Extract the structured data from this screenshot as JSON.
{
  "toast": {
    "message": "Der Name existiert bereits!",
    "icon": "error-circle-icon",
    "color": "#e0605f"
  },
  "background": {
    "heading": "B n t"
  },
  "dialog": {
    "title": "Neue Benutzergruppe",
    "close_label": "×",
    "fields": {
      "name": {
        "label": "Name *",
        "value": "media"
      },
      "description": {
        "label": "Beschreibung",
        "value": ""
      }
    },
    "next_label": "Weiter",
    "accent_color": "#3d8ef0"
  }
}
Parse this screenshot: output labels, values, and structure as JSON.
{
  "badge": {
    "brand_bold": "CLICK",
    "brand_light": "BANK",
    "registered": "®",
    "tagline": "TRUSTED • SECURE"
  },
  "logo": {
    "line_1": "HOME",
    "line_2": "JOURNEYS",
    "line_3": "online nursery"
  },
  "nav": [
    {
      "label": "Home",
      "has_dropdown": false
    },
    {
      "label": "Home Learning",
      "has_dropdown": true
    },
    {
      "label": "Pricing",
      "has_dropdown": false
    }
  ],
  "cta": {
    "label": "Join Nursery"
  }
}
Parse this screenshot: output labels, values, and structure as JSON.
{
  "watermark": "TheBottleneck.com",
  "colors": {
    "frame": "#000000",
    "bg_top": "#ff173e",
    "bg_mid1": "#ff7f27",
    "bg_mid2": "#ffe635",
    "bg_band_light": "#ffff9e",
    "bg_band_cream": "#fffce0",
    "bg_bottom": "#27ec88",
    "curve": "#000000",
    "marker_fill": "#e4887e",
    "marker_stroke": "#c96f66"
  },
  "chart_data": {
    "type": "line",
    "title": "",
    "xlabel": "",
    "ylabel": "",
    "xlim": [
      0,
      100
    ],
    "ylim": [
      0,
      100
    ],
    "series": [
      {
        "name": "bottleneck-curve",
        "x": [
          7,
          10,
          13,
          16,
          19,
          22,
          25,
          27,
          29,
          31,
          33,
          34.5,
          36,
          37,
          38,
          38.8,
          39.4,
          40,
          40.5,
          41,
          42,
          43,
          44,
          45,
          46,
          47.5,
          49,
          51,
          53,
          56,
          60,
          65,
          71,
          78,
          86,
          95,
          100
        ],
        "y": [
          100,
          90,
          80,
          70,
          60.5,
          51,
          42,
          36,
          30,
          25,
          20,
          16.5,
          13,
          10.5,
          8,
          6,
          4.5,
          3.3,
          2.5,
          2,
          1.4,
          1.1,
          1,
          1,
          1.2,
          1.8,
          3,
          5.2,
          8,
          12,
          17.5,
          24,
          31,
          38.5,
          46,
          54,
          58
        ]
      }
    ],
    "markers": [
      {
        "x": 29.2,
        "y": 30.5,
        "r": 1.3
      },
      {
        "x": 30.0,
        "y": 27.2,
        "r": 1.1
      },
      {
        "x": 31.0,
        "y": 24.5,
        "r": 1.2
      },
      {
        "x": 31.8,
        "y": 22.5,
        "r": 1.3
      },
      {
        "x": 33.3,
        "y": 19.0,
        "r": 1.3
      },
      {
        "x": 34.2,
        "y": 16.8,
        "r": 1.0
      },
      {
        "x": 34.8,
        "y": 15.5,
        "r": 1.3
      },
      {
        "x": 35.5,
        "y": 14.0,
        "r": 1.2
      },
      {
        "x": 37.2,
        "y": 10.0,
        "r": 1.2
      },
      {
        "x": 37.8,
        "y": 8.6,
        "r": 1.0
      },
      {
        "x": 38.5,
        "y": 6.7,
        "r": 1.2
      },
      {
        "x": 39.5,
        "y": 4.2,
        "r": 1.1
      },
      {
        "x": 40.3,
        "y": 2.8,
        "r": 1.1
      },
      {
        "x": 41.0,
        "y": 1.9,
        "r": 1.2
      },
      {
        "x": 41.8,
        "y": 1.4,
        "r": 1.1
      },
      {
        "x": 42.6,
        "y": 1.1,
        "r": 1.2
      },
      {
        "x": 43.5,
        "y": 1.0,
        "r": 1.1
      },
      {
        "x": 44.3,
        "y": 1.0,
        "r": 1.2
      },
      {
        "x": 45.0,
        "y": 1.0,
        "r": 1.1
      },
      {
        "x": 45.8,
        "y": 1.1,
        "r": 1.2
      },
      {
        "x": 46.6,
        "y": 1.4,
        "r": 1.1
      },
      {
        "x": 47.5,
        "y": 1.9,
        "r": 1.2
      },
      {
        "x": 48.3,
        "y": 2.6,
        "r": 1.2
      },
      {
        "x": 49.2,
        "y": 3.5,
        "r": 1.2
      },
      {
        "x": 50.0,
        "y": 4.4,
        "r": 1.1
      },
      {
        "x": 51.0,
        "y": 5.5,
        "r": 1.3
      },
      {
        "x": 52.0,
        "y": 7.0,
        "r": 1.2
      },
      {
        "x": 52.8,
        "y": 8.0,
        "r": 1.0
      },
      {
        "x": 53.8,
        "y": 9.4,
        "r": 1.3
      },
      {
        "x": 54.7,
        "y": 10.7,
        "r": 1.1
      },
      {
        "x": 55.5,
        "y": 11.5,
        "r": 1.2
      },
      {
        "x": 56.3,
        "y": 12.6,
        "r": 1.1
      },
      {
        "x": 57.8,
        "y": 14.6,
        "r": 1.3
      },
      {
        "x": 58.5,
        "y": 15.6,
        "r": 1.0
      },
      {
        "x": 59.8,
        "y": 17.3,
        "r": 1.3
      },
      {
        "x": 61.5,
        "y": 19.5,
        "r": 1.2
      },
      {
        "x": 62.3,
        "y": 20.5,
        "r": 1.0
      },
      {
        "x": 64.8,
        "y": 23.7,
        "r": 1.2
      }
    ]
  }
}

= = = =

*EXERCISE*
Write out the records shown above, exactly as they appear.

*TASK OUTPUT*
Extract the structured data from this screenshot as JSON.
{
  "toast": {
    "message": "Der Name existiert bereits!",
    "icon": "error-circle-icon",
    "color": "#e0605f"
  },
  "background": {
    "heading": "B n t"
  },
  "dialog": {
    "title": "Neue Benutzergruppe",
    "close_label": "×",
    "fields": {
      "name": {
        "label": "Name *",
        "value": "media"
      },
      "description": {
        "label": "Beschreibung",
        "value": ""
      }
    },
    "next_label": "Weiter",
    "accent_color": "#3d8ef0"
  }
}
Parse this screenshot: output labels, values, and structure as JSON.
{
  "badge": {
    "brand_bold": "CLICK",
    "brand_light": "BANK",
    "registered": "®",
    "tagline": "TRUSTED • SECURE"
  },
  "logo": {
    "line_1": "HOME",
    "line_2": "JOURNEYS",
    "line_3": "online nursery"
  },
  "nav": [
    {
      "label": "Home",
      "has_dropdown": false
    },
    {
      "label": "Home Learning",
      "has_dropdown": true
    },
    {
      "label": "Pricing",
      "has_dropdown": false
    }
  ],
  "cta": {
    "label": "Join Nursery"
  }
}
Parse this screenshot: output labels, values, and structure as JSON.
{
  "watermark": "TheBottleneck.com",
  "colors": {
    "frame": "#000000",
    "bg_top": "#ff173e",
    "bg_mid1": "#ff7f27",
    "bg_mid2": "#ffe635",
    "bg_band_light": "#ffff9e",
    "bg_band_cream": "#fffce0",
    "bg_bottom": "#27ec88",
    "curve": "#000000",
    "marker_fill": "#e4887e",
    "marker_stroke": "#c96f66"
  },
  "chart_data": {
    "type": "line",
    "title": "",
    "xlabel": "",
    "ylabel": "",
    "xlim": [
      0,
      100
    ],
    "ylim": [
      0,
      100
    ],
    "series": [
      {
        "name": "bottleneck-curve",
        "x": [
          7,
          10,
          13,
          16,
          19,
          22,
          25,
          27,
          29,
          31,
          33,
          34.5,
          36,
          37,
          38,
          38.8,
          39.4,
          40,
          40.5,
          41,
          42,
          43,
          44,
          45,
          46,
          47.5,
          49,
          51,
          53,
          56,
          60,
          65,
          71,
          78,
          86,
          95,
          100
        ],
        "y": [
          100,
          90,
          80,
          70,
          60.5,
          51,
          42,
          36,
          30,
          25,
          20,
          16.5,
          13,
          10.5,
          8,
          6,
          4.5,
          3.3,
          2.5,
          2,
          1.4,
          1.1,
          1,
          1,
          1.2,
          1.8,
          3,
          5.2,
          8,
          12,
          17.5,
          24,
          31,
          38.5,
          46,
          54,
          58
        ]
      }
    ],
    "markers": [
      {
        "x": 29.2,
        "y": 30.5,
        "r": 1.3
      },
      {
        "x": 30.0,
        "y": 27.2,
        "r": 1.1
      },
      {
        "x": 31.0,
        "y": 24.5,
        "r": 1.2
      },
      {
        "x": 31.8,
        "y": 22.5,
        "r": 1.3
      },
      {
        "x": 33.3,
        "y": 19.0,
        "r": 1.3
      },
      {
        "x": 34.2,
        "y": 16.8,
        "r": 1.0
      },
      {
        "x": 34.8,
        "y": 15.5,
        "r": 1.3
      },
      {
        "x": 35.5,
        "y": 14.0,
        "r": 1.2
      },
      {
        "x": 37.2,
        "y": 10.0,
        "r": 1.2
      },
      {
        "x": 37.8,
        "y": 8.6,
        "r": 1.0
      },
      {
        "x": 38.5,
        "y": 6.7,
        "r": 1.2
      },
      {
        "x": 39.5,
        "y": 4.2,
        "r": 1.1
      },
      {
        "x": 40.3,
        "y": 2.8,
        "r": 1.1
      },
      {
        "x": 41.0,
        "y": 1.9,
        "r": 1.2
      },
      {
        "x": 41.8,
        "y": 1.4,
        "r": 1.1
      },
      {
        "x": 42.6,
        "y": 1.1,
        "r": 1.2
      },
      {
        "x": 43.5,
        "y": 1.0,
        "r": 1.1
      },
      {
        "x": 44.3,
        "y": 1.0,
        "r": 1.2
      },
      {
        "x": 45.0,
        "y": 1.0,
        "r": 1.1
      },
      {
        "x": 45.8,
        "y": 1.1,
        "r": 1.2
      },
      {
        "x": 46.6,
        "y": 1.4,
        "r": 1.1
      },
      {
        "x": 47.5,
        "y": 1.9,
        "r": 1.2
      },
      {
        "x": 48.3,
        "y": 2.6,
        "r": 1.2
      },
      {
        "x": 49.2,
        "y": 3.5,
        "r": 1.2
      },
      {
        "x": 50.0,
        "y": 4.4,
        "r": 1.1
      },
      {
        "x": 51.0,
        "y": 5.5,
        "r": 1.3
      },
      {
        "x": 52.0,
        "y": 7.0,
        "r": 1.2
      },
      {
        "x": 52.8,
        "y": 8.0,
        "r": 1.0
      },
      {
        "x": 53.8,
        "y": 9.4,
        "r": 1.3
      },
      {
        "x": 54.7,
        "y": 10.7,
        "r": 1.1
      },
      {
        "x": 55.5,
        "y": 11.5,
        "r": 1.2
      },
      {
        "x": 56.3,
        "y": 12.6,
        "r": 1.1
      },
      {
        "x": 57.8,
        "y": 14.6,
        "r": 1.3
      },
      {
        "x": 58.5,
        "y": 15.6,
        "r": 1.0
      },
      {
        "x": 59.8,
        "y": 17.3,
        "r": 1.3
      },
      {
        "x": 61.5,
        "y": 19.5,
        "r": 1.2
      },
      {
        "x": 62.3,
        "y": 20.5,
        "r": 1.0
      },
      {
        "x": 64.8,
        "y": 23.7,
        "r": 1.2
      }
    ]
  }
}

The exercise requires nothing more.